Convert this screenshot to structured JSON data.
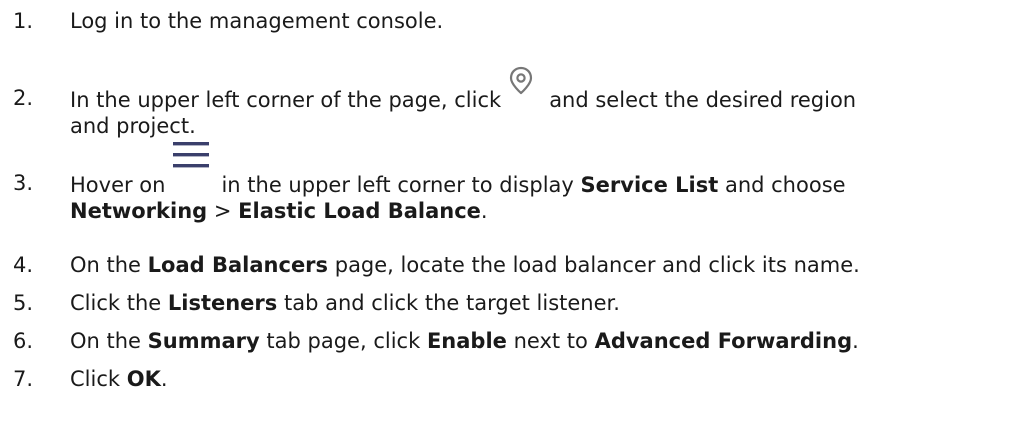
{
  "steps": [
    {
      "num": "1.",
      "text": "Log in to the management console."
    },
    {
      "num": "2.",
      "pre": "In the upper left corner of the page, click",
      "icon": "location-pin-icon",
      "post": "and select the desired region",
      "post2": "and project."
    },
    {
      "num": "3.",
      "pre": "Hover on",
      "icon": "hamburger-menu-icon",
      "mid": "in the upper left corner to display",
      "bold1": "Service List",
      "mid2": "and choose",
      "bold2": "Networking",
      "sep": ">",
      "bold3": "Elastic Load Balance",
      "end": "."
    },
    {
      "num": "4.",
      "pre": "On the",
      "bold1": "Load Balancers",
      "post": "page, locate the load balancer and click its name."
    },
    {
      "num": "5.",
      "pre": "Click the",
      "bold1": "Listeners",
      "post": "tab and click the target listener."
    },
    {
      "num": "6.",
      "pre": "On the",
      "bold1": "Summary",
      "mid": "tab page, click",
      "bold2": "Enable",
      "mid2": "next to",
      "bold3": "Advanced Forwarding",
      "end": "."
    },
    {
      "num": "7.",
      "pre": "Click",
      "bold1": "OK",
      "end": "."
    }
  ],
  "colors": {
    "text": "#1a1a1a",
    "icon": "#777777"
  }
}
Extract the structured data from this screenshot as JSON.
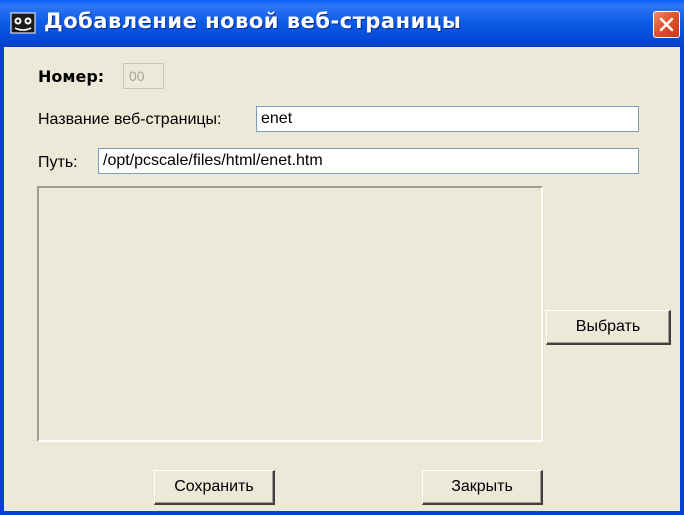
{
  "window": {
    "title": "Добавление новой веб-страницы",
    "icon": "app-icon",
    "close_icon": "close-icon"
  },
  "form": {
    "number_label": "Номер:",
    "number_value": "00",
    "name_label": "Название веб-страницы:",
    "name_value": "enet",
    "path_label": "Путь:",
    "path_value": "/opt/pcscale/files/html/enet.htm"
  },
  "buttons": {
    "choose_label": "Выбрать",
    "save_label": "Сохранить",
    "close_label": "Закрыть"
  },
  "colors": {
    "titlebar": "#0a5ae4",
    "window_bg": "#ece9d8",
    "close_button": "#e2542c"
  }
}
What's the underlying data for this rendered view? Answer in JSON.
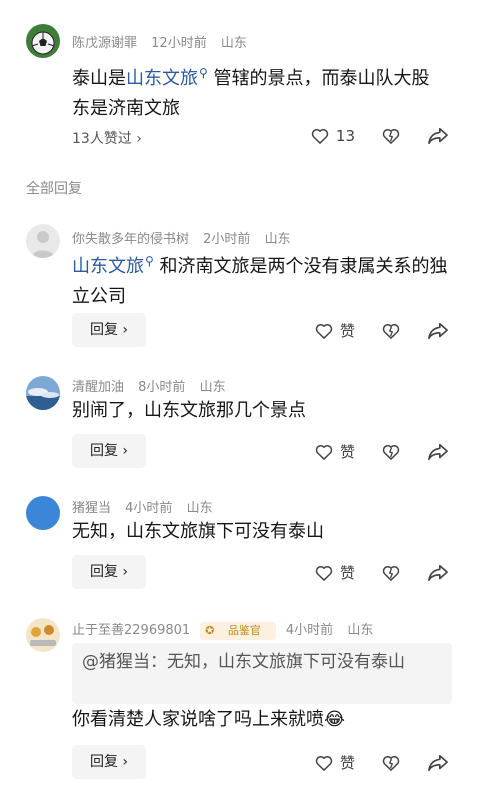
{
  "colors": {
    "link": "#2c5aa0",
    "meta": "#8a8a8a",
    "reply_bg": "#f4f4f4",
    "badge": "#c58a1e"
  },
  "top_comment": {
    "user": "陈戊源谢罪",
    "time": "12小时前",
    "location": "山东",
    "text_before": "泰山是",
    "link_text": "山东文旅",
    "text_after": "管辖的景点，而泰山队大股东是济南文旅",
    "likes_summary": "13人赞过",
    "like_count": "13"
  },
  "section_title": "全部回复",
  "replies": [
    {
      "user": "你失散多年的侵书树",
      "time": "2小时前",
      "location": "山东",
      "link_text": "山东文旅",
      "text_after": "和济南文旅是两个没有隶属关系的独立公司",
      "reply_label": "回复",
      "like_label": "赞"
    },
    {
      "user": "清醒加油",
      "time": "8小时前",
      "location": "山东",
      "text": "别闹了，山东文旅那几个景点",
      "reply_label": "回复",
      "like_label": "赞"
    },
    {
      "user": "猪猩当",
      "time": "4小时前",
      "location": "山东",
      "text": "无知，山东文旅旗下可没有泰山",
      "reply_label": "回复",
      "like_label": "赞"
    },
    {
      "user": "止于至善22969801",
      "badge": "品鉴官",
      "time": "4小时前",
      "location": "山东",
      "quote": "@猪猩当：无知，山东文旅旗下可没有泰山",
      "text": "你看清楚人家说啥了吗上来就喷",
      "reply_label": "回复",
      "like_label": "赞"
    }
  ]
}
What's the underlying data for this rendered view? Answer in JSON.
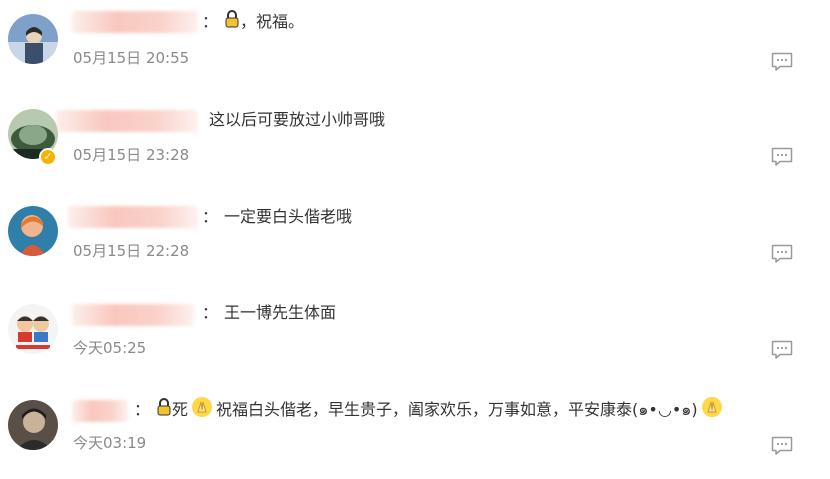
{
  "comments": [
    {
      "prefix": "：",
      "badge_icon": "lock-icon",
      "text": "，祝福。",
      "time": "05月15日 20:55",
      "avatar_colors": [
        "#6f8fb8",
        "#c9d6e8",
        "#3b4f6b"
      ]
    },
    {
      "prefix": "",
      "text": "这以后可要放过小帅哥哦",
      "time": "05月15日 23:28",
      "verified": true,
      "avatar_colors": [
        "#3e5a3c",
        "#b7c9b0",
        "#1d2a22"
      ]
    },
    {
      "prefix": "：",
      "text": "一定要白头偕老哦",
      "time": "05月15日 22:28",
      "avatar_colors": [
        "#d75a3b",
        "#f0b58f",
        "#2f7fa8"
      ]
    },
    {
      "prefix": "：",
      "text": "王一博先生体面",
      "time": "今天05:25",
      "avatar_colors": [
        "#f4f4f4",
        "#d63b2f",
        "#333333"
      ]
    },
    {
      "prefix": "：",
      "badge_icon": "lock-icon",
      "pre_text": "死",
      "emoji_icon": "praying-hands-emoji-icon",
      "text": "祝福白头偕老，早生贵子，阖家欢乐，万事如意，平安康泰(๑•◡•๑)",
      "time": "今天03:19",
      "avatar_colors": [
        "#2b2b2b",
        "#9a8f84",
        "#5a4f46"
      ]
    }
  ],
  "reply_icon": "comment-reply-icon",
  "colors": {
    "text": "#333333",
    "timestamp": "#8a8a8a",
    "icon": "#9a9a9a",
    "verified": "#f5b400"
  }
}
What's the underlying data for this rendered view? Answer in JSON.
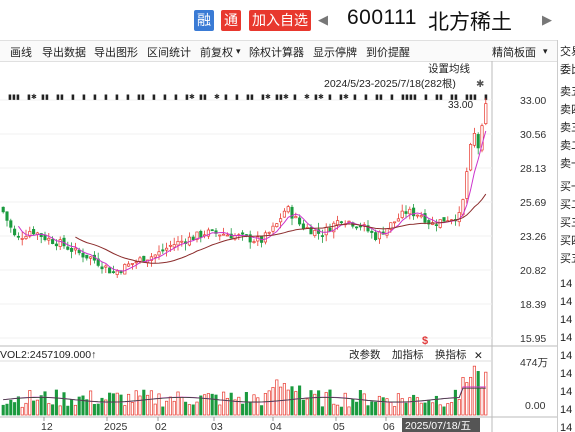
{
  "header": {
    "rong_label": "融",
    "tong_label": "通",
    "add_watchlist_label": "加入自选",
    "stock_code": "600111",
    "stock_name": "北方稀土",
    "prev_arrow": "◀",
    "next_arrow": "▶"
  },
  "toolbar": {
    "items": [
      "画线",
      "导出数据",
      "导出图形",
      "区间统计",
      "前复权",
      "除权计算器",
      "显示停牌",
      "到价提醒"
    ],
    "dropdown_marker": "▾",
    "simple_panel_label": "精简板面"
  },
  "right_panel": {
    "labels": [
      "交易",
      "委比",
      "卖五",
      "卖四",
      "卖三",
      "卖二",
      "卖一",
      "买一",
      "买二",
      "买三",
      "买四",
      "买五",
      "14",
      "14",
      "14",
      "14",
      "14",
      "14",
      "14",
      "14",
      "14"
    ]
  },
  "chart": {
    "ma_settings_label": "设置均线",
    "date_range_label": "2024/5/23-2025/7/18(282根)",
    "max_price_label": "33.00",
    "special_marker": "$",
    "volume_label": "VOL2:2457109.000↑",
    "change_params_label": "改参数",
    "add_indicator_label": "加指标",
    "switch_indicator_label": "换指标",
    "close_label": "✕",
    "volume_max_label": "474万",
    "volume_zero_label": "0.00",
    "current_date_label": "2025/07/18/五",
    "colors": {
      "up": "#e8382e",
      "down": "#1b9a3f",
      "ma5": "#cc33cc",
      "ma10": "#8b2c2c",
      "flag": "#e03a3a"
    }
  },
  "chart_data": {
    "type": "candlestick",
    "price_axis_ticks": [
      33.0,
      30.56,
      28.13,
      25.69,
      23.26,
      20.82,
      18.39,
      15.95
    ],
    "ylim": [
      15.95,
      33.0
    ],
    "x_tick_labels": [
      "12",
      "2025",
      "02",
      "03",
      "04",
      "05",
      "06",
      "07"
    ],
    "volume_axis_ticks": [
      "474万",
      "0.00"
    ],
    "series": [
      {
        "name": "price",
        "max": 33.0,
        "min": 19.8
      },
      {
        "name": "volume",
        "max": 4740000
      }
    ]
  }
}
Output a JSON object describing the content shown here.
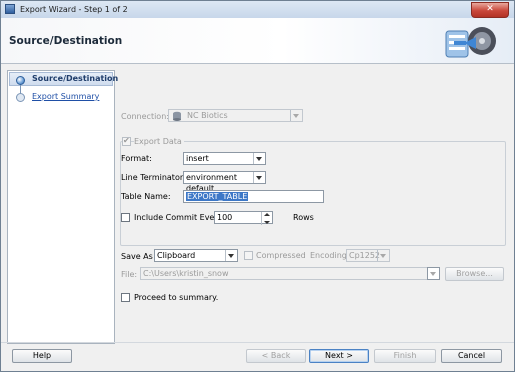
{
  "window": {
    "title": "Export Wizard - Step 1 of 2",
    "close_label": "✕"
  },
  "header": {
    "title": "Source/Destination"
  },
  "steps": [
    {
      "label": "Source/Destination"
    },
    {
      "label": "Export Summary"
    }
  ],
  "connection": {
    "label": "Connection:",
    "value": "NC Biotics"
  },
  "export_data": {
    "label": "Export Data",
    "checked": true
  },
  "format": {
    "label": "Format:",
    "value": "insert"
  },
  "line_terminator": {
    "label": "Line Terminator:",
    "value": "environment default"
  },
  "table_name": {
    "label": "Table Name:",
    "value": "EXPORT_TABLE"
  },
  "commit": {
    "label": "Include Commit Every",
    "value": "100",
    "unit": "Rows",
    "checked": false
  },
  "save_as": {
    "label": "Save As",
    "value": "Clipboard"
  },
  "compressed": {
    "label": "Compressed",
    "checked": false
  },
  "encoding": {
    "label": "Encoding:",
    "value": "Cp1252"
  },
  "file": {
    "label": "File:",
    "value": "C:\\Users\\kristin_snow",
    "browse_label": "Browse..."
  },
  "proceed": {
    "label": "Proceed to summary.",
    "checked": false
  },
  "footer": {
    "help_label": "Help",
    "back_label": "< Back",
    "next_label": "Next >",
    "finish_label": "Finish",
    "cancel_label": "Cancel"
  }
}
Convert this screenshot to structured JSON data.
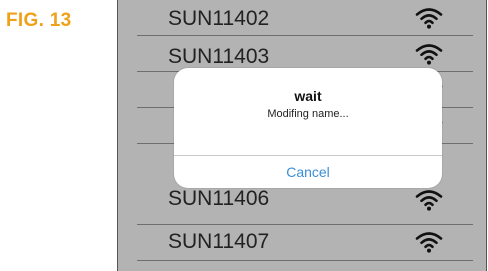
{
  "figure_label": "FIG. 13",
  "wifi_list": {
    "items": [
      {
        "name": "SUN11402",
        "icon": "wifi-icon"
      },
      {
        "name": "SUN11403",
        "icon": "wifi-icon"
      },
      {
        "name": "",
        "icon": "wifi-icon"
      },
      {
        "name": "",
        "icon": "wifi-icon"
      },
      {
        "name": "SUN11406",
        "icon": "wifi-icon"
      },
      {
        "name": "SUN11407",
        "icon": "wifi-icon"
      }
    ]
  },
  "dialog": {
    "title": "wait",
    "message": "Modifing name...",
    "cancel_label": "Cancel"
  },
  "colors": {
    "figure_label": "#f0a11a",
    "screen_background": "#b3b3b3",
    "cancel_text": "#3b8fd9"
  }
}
● ● ● ● ● ● ●
Job =>
For the entries above, count the lines that contain the string "Destination", and state that number without further comment.

Answer below =>
2